▸ Given exercise: Gather all lines in the records below that include the word "Товары".

▸ Records provided:
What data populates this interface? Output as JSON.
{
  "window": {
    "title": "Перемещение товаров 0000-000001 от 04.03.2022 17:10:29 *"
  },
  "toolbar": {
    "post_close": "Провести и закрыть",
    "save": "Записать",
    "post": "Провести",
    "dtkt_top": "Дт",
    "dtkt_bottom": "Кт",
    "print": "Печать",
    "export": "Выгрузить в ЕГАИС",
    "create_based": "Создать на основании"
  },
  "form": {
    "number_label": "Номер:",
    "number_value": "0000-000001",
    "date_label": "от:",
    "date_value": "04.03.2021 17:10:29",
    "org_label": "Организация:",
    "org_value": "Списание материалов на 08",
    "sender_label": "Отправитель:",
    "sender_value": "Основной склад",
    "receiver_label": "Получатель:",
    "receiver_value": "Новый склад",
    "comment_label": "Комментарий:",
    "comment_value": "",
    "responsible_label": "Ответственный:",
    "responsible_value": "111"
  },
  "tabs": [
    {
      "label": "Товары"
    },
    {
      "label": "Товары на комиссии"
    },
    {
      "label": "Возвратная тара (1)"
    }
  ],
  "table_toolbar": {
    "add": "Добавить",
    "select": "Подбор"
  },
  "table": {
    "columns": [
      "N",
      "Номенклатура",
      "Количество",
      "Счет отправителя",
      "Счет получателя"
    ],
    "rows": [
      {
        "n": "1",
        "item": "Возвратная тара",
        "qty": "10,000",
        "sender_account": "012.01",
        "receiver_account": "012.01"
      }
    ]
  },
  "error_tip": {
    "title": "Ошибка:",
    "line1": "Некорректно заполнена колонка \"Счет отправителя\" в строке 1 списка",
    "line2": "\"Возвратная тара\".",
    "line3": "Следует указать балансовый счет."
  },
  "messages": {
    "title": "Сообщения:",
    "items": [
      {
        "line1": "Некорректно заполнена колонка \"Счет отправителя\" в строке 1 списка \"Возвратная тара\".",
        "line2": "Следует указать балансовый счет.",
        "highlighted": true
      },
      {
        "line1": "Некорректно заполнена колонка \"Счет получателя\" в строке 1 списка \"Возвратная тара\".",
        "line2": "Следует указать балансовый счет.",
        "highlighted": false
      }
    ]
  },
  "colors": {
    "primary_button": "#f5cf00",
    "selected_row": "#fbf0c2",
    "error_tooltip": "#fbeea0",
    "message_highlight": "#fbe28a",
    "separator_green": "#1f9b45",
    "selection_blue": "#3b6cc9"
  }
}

▸ Answer to the problem:
      "label": "Товары"
      "label": "Товары на комиссии"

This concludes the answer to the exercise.